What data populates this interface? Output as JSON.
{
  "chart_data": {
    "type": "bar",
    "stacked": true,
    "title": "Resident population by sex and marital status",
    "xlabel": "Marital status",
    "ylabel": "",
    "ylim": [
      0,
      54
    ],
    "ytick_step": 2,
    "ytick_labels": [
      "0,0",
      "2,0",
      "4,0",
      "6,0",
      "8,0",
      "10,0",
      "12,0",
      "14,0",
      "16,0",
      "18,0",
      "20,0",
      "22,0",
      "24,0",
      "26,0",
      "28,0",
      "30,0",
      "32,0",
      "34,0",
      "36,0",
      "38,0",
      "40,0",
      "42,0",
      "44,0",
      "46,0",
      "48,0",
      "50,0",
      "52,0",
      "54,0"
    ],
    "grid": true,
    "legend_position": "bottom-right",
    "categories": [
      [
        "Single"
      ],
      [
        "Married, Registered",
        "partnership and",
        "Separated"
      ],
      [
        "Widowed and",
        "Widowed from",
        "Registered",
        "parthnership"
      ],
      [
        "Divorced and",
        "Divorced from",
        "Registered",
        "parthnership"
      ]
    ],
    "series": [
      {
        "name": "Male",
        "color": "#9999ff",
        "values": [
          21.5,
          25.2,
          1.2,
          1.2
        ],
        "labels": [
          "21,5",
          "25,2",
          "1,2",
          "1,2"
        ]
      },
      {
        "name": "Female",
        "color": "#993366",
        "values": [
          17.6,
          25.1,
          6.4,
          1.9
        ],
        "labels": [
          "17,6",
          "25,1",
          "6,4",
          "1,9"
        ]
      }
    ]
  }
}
· · · · ·
Work to be completed: Copy the entries above exactly, leaving none out.

Task solution:
What data populates this interface? Output as JSON.
{
  "chart_data": {
    "type": "bar",
    "stacked": true,
    "title": "Resident population by sex and marital status",
    "xlabel": "Marital status",
    "ylabel": "",
    "ylim": [
      0,
      54
    ],
    "ytick_step": 2,
    "ytick_labels": [
      "0,0",
      "2,0",
      "4,0",
      "6,0",
      "8,0",
      "10,0",
      "12,0",
      "14,0",
      "16,0",
      "18,0",
      "20,0",
      "22,0",
      "24,0",
      "26,0",
      "28,0",
      "30,0",
      "32,0",
      "34,0",
      "36,0",
      "38,0",
      "40,0",
      "42,0",
      "44,0",
      "46,0",
      "48,0",
      "50,0",
      "52,0",
      "54,0"
    ],
    "grid": true,
    "legend_position": "bottom-right",
    "categories": [
      [
        "Single"
      ],
      [
        "Married, Registered",
        "partnership and",
        "Separated"
      ],
      [
        "Widowed and",
        "Widowed from",
        "Registered",
        "parthnership"
      ],
      [
        "Divorced and",
        "Divorced from",
        "Registered",
        "parthnership"
      ]
    ],
    "series": [
      {
        "name": "Male",
        "color": "#9999ff",
        "values": [
          21.5,
          25.2,
          1.2,
          1.2
        ],
        "labels": [
          "21,5",
          "25,2",
          "1,2",
          "1,2"
        ]
      },
      {
        "name": "Female",
        "color": "#993366",
        "values": [
          17.6,
          25.1,
          6.4,
          1.9
        ],
        "labels": [
          "17,6",
          "25,1",
          "6,4",
          "1,9"
        ]
      }
    ]
  }
}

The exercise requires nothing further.